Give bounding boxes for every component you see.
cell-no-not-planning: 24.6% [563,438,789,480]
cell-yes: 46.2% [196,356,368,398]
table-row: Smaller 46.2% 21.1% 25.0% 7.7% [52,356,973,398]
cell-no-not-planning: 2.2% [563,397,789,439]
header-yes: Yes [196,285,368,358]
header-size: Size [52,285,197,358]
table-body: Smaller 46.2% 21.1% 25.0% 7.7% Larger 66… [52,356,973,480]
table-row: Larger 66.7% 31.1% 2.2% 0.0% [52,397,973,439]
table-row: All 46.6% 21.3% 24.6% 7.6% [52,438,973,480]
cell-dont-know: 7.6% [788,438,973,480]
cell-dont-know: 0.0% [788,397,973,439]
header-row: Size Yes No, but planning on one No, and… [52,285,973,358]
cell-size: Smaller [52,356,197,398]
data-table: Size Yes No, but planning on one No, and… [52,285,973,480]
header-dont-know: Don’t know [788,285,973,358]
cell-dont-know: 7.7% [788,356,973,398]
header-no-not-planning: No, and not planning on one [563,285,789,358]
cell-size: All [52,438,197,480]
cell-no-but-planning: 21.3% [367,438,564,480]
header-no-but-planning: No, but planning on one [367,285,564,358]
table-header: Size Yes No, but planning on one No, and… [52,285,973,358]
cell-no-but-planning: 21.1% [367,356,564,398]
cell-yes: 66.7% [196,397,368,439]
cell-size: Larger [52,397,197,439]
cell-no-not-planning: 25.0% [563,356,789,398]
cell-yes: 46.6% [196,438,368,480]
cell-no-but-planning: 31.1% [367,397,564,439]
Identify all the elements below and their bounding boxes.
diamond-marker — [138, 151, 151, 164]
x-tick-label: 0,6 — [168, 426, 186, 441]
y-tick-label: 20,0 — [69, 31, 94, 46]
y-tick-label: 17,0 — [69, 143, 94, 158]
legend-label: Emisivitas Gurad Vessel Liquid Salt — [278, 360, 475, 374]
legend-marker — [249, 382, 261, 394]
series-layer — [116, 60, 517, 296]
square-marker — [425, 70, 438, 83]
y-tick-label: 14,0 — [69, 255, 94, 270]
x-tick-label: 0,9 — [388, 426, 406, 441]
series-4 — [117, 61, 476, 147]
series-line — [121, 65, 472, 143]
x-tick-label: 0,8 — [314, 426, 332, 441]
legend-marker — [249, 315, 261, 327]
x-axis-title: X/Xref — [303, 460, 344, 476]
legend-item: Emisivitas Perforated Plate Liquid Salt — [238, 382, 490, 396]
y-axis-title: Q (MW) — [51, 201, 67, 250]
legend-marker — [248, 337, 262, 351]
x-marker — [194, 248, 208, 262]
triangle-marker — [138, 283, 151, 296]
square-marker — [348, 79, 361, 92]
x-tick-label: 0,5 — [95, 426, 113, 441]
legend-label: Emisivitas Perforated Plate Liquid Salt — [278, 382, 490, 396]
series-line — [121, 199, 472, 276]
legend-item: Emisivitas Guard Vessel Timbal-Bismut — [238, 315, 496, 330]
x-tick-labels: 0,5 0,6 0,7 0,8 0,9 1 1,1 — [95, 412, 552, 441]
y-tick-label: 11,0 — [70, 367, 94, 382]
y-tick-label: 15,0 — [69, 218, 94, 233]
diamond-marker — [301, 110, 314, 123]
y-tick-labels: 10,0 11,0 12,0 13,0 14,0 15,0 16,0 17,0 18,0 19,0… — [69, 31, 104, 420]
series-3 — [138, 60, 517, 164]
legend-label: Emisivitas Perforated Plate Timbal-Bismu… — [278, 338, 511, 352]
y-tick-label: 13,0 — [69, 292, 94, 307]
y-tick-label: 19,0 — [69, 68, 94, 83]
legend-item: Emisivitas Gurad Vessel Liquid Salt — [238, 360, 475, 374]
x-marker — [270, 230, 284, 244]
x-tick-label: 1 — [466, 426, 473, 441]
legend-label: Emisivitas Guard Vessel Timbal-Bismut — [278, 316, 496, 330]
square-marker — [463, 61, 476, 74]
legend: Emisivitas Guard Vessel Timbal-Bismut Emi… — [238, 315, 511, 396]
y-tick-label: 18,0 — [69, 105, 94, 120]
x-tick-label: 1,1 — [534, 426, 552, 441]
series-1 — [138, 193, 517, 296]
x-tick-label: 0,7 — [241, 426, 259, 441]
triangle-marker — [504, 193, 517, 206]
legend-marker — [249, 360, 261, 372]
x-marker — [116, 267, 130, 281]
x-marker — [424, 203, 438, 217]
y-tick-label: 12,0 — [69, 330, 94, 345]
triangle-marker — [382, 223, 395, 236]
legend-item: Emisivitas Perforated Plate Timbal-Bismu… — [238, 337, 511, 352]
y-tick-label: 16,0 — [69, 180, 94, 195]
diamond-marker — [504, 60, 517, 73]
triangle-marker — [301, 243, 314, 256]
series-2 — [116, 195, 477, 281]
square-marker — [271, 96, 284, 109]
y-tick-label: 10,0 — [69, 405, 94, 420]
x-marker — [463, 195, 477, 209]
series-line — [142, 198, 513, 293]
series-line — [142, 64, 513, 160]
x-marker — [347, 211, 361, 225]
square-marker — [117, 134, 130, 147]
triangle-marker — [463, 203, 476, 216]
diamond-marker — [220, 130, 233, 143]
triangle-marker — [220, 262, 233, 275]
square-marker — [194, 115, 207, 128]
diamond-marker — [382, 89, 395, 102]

_ _ _ _

• Exercise aim: Rewrite the items starting at the beginning and ending at the line containing "cell-dont-know: 0.0% [788,397,973,439]", changing "table-row" to "data-row" and keeping everything else the same.

• Solution below:
Give bounding boxes for every component you see.
cell-no-not-planning: 24.6% [563,438,789,480]
cell-yes: 46.2% [196,356,368,398]
data-row: Smaller 46.2% 21.1% 25.0% 7.7% [52,356,973,398]
cell-no-not-planning: 2.2% [563,397,789,439]
header-yes: Yes [196,285,368,358]
header-size: Size [52,285,197,358]
table-body: Smaller 46.2% 21.1% 25.0% 7.7% Larger 66… [52,356,973,480]
data-row: Larger 66.7% 31.1% 2.2% 0.0% [52,397,973,439]
data-row: All 46.6% 21.3% 24.6% 7.6% [52,438,973,480]
cell-dont-know: 7.6% [788,438,973,480]
cell-dont-know: 0.0% [788,397,973,439]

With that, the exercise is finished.